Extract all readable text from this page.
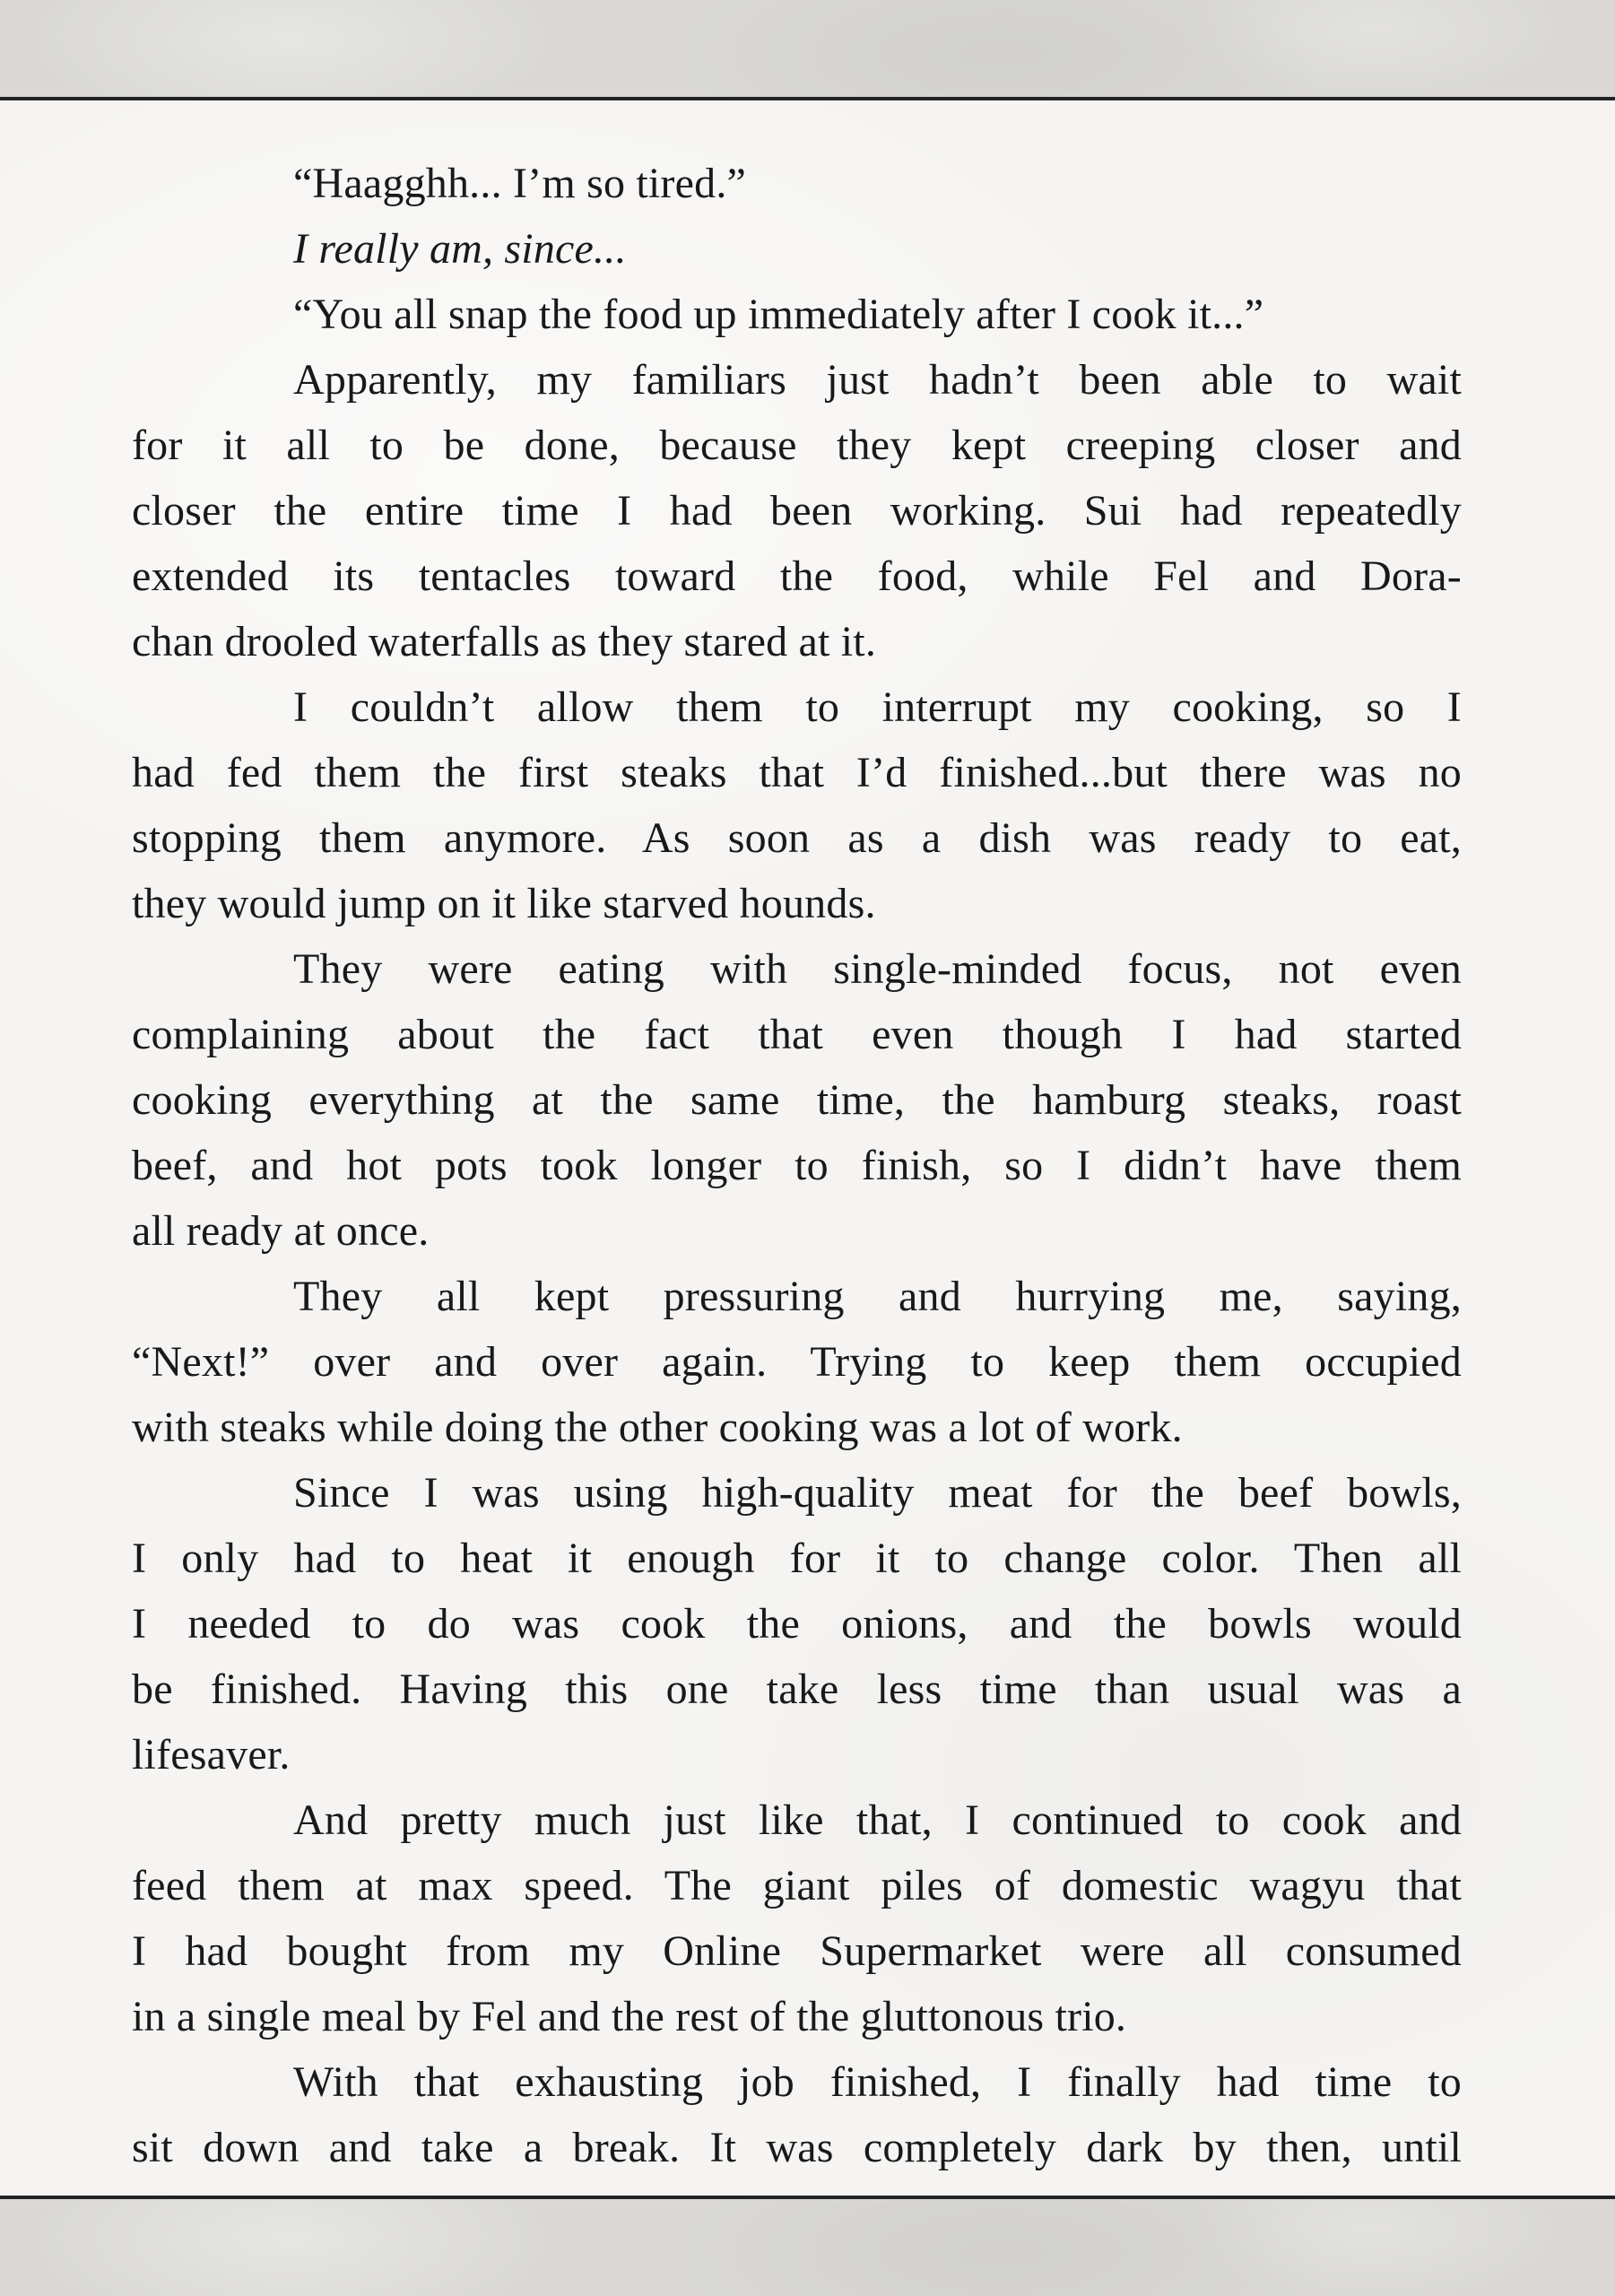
“Haagghh... I’m so tired.”

I really am, since...

“You all snap the food up immediately after I cook it...”

Apparently, my familiars just hadn’t been able to wait
for it all to be done, because they kept creeping closer and
closer the entire time I had been working. Sui had repeatedly
extended its tentacles toward the food, while Fel and Dora-
chan drooled waterfalls as they stared at it.

I couldn’t allow them to interrupt my cooking, so I
had fed them the first steaks that I’d finished...but there was no
stopping them anymore. As soon as a dish was ready to eat,
they would jump on it like starved hounds.

They were eating with single-minded focus, not even
complaining about the fact that even though I had started
cooking everything at the same time, the hamburg steaks, roast
beef, and hot pots took longer to finish, so I didn’t have them
all ready at once.

They all kept pressuring and hurrying me, saying,
“Next!” over and over again. Trying to keep them occupied
with steaks while doing the other cooking was a lot of work.

Since I was using high-quality meat for the beef bowls,
I only had to heat it enough for it to change color. Then all
I needed to do was cook the onions, and the bowls would
be finished. Having this one take less time than usual was a
lifesaver.

And pretty much just like that, I continued to cook and
feed them at max speed. The giant piles of domestic wagyu that
I had bought from my Online Supermarket were all consumed
in a single meal by Fel and the rest of the gluttonous trio.

With that exhausting job finished, I finally had time to
sit down and take a break. It was completely dark by then, until
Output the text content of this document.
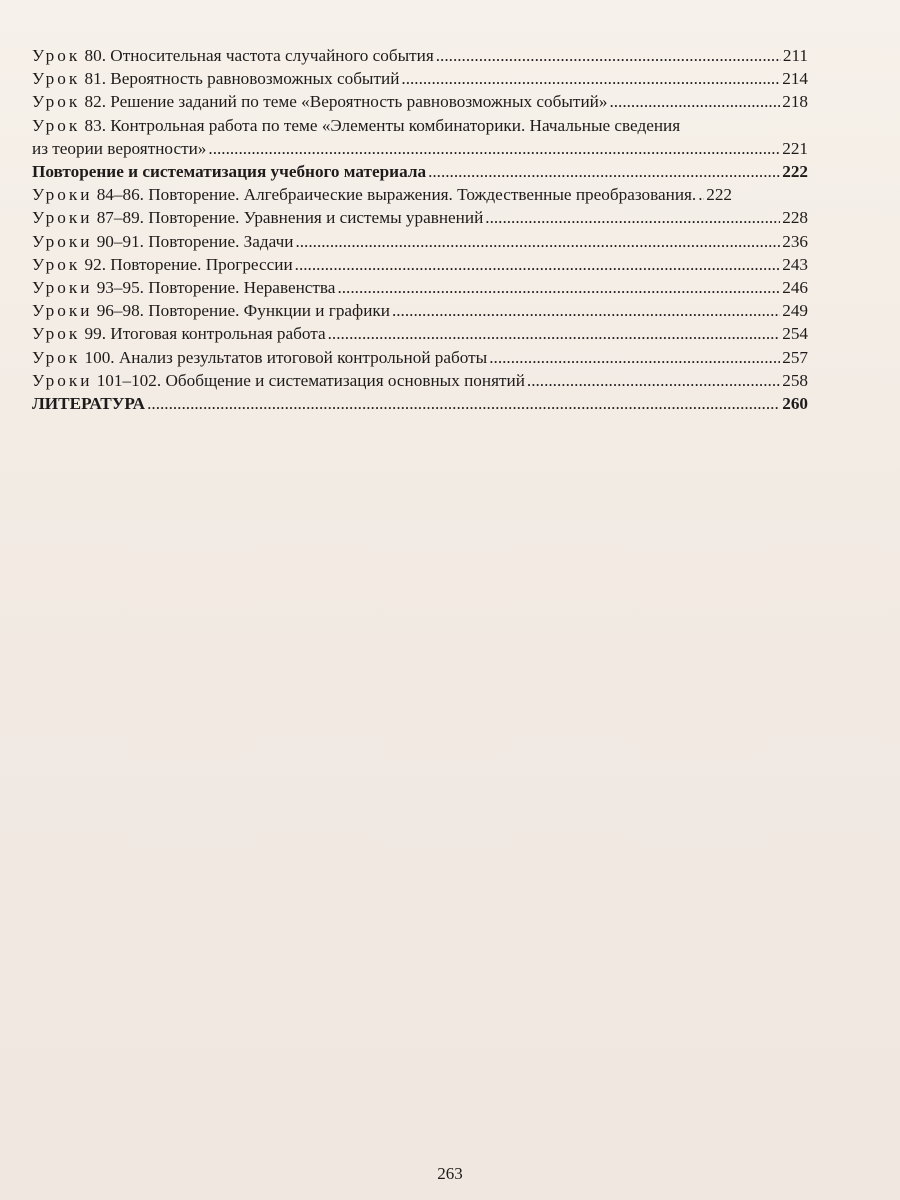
Урок 80. Относительная частота случайного события .....	211
Урок 81. Вероятность равновозможных событий .....	214
Урок 82. Решение заданий по теме «Вероятность равновозможных событий» .....	218
Урок 83. Контрольная работа по теме «Элементы комбинаторики. Начальные сведения
из теории вероятности» .....	221
Повторение и систематизация учебного материала .....	222
Уроки 84–86. Повторение. Алгебраические выражения. Тождественные преобразования. ..... 222
Уроки 87–89. Повторение. Уравнения и системы уравнений .....	228
Уроки 90–91. Повторение. Задачи .....	236
Урок 92. Повторение. Прогрессии .....	243
Уроки 93–95. Повторение. Неравенства .....	246
Уроки 96–98. Повторение. Функции и графики .....	249
Урок 99. Итоговая контрольная работа .....	254
Урок 100. Анализ результатов итоговой контрольной работы .....	257
Уроки 101–102. Обобщение и систематизация основных понятий .....	258
ЛИТЕРАТУРА .....	260
263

........

Write out the records above exactly as they stand, leaving out every picture.

__REPLY TO THE EXERCISE__.
Extract all readable text from this page.
“Haagghh... I’m so tired.”

I really am, since...

“You all snap the food up immediately after I cook it...”

Apparently, my familiars just hadn’t been able to wait
for it all to be done, because they kept creeping closer and
closer the entire time I had been working. Sui had repeatedly
extended its tentacles toward the food, while Fel and Dora-
chan drooled waterfalls as they stared at it.

I couldn’t allow them to interrupt my cooking, so I
had fed them the first steaks that I’d finished...but there was no
stopping them anymore. As soon as a dish was ready to eat,
they would jump on it like starved hounds.

They were eating with single-minded focus, not even
complaining about the fact that even though I had started
cooking everything at the same time, the hamburg steaks, roast
beef, and hot pots took longer to finish, so I didn’t have them
all ready at once.

They all kept pressuring and hurrying me, saying,
“Next!” over and over again. Trying to keep them occupied
with steaks while doing the other cooking was a lot of work.

Since I was using high-quality meat for the beef bowls,
I only had to heat it enough for it to change color. Then all
I needed to do was cook the onions, and the bowls would
be finished. Having this one take less time than usual was a
lifesaver.

And pretty much just like that, I continued to cook and
feed them at max speed. The giant piles of domestic wagyu that
I had bought from my Online Supermarket were all consumed
in a single meal by Fel and the rest of the gluttonous trio.

With that exhausting job finished, I finally had time to
sit down and take a break. It was completely dark by then, until
Output the text content of this document.
Урок 80. Относительная частота случайного события .....	211
Урок 81. Вероятность равновозможных событий .....	214
Урок 82. Решение заданий по теме «Вероятность равновозможных событий» .....	218
Урок 83. Контрольная работа по теме «Элементы комбинаторики. Начальные сведения
из теории вероятности» .....	221
Повторение и систематизация учебного материала .....	222
Уроки 84–86. Повторение. Алгебраические выражения. Тождественные преобразования. ..... 222
Уроки 87–89. Повторение. Уравнения и системы уравнений .....	228
Уроки 90–91. Повторение. Задачи .....	236
Урок 92. Повторение. Прогрессии .....	243
Уроки 93–95. Повторение. Неравенства .....	246
Уроки 96–98. Повторение. Функции и графики .....	249
Урок 99. Итоговая контрольная работа .....	254
Урок 100. Анализ результатов итоговой контрольной работы .....	257
Уроки 101–102. Обобщение и систематизация основных понятий .....	258
ЛИТЕРАТУРА .....	260
263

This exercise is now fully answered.